## begin Dataset records

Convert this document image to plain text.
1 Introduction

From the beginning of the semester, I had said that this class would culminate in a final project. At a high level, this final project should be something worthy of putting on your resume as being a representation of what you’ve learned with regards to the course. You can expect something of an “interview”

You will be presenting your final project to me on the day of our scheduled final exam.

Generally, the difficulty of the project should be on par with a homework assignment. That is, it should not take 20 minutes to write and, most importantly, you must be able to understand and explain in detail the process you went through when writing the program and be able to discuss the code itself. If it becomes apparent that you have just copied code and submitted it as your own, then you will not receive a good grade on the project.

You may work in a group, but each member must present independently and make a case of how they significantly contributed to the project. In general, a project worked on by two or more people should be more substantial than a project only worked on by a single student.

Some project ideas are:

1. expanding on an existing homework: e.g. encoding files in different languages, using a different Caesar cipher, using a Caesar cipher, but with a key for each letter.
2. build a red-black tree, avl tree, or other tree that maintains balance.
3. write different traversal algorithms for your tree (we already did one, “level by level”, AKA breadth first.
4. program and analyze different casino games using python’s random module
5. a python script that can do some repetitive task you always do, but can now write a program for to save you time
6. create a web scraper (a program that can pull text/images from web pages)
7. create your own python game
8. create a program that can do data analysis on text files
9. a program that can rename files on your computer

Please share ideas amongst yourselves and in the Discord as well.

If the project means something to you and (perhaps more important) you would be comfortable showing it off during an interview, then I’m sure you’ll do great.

## end Dataset records
## begin Dataset records

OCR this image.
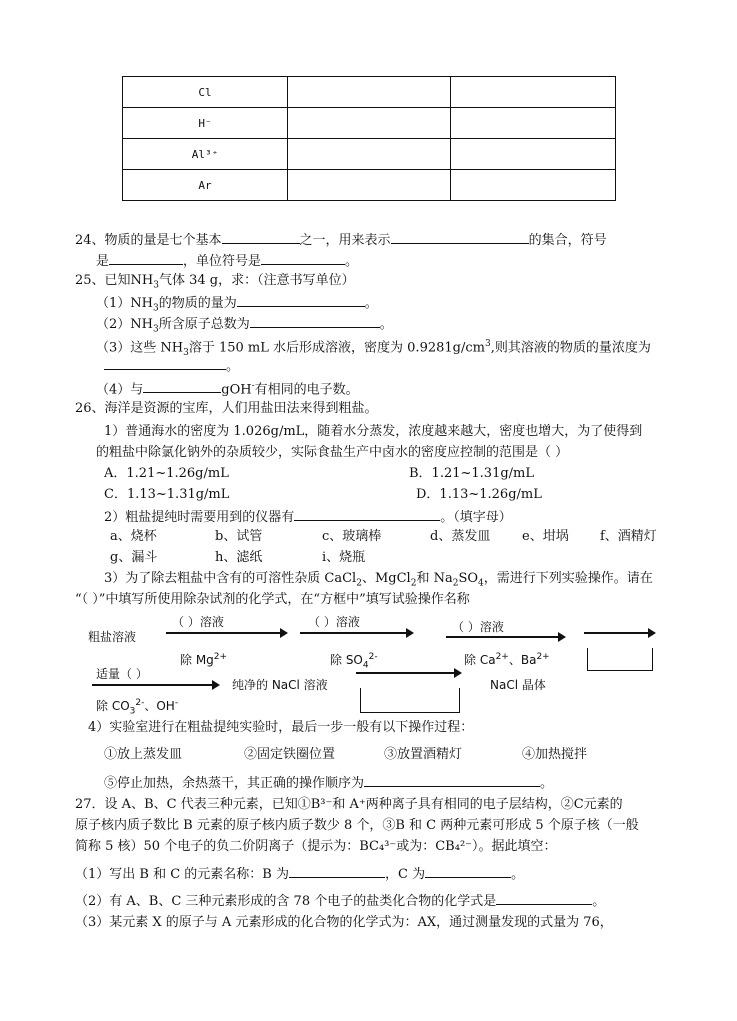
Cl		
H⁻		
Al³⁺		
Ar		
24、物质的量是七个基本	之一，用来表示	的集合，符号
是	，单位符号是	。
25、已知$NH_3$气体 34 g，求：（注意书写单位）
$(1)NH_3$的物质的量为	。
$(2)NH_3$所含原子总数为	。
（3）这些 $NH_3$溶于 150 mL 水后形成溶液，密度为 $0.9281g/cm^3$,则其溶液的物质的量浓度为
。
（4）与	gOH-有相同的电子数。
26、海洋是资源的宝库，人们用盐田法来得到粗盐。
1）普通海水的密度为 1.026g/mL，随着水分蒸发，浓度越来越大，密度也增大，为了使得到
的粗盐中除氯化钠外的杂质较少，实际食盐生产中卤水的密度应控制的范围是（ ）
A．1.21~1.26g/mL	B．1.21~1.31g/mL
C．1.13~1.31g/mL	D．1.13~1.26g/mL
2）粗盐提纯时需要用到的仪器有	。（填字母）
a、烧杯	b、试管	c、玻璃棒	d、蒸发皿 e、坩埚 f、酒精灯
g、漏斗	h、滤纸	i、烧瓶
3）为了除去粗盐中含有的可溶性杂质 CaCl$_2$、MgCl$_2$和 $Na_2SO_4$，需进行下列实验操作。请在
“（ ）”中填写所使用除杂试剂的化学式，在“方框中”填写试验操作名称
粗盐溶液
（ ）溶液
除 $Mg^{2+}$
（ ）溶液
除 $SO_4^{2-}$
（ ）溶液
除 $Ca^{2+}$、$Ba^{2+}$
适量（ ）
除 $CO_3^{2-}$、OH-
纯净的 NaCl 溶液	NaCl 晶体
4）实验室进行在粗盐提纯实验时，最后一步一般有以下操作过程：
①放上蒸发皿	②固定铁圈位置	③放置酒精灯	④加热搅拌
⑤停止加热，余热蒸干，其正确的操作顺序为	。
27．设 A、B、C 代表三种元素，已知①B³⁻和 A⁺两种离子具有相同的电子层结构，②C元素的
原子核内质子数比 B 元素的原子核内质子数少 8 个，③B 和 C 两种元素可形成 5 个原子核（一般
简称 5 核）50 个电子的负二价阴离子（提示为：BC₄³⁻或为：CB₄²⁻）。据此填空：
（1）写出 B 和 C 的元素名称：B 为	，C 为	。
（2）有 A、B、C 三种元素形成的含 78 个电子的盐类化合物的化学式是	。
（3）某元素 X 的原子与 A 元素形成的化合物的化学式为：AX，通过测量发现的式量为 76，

## end Dataset records
## begin Dataset records

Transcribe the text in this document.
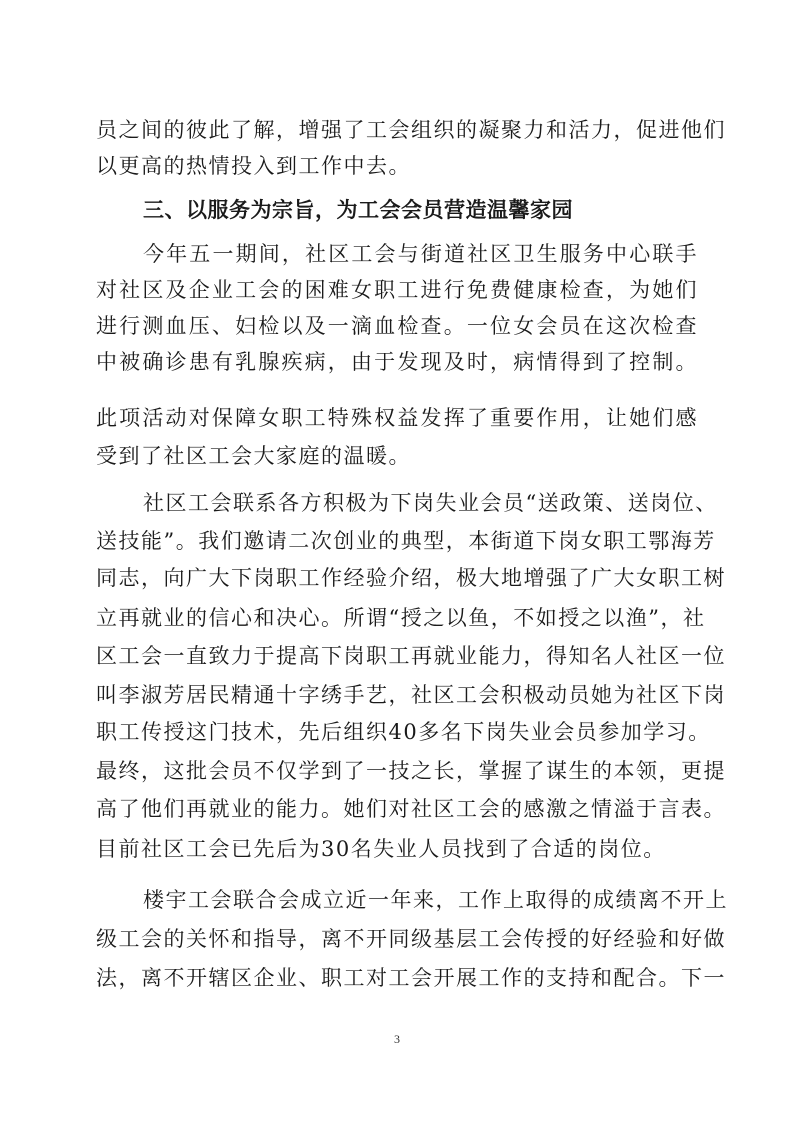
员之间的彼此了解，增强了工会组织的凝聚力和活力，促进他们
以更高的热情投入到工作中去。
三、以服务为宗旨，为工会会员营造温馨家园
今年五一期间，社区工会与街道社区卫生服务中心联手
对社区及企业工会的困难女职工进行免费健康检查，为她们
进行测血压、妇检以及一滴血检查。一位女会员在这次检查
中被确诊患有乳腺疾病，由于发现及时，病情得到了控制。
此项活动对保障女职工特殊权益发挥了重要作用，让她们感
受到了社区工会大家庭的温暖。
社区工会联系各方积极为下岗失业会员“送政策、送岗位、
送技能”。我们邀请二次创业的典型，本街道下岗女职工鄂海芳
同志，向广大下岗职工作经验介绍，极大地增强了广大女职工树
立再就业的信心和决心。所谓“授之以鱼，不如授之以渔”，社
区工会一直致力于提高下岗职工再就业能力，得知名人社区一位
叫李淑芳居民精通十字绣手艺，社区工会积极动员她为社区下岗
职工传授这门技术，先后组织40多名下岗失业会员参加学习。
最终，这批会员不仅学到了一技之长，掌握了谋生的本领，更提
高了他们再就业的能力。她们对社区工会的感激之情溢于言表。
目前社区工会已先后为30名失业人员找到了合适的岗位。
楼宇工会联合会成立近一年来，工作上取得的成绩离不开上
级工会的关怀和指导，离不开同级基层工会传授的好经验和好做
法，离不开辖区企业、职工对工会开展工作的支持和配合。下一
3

## end Dataset records

= Task description =
Scan the listing above and identify each line holding the string "homework"; copy every such line.

= Exercise result =
Generally, the difficulty of the project should be on par with a homework assignment. That is, it should not take 20 minutes to write and, most importantly, you must be able to understand and explain in detail the process you went through when writing the program and be able to discuss the code itself. If it becomes apparent that you have just copied code and submitted it as your own, then you will not receive a good grade on the project.
1. expanding on an existing homework: e.g. encoding files in different languages, using a different Caesar cipher, using a Caesar cipher, but with a key for each letter.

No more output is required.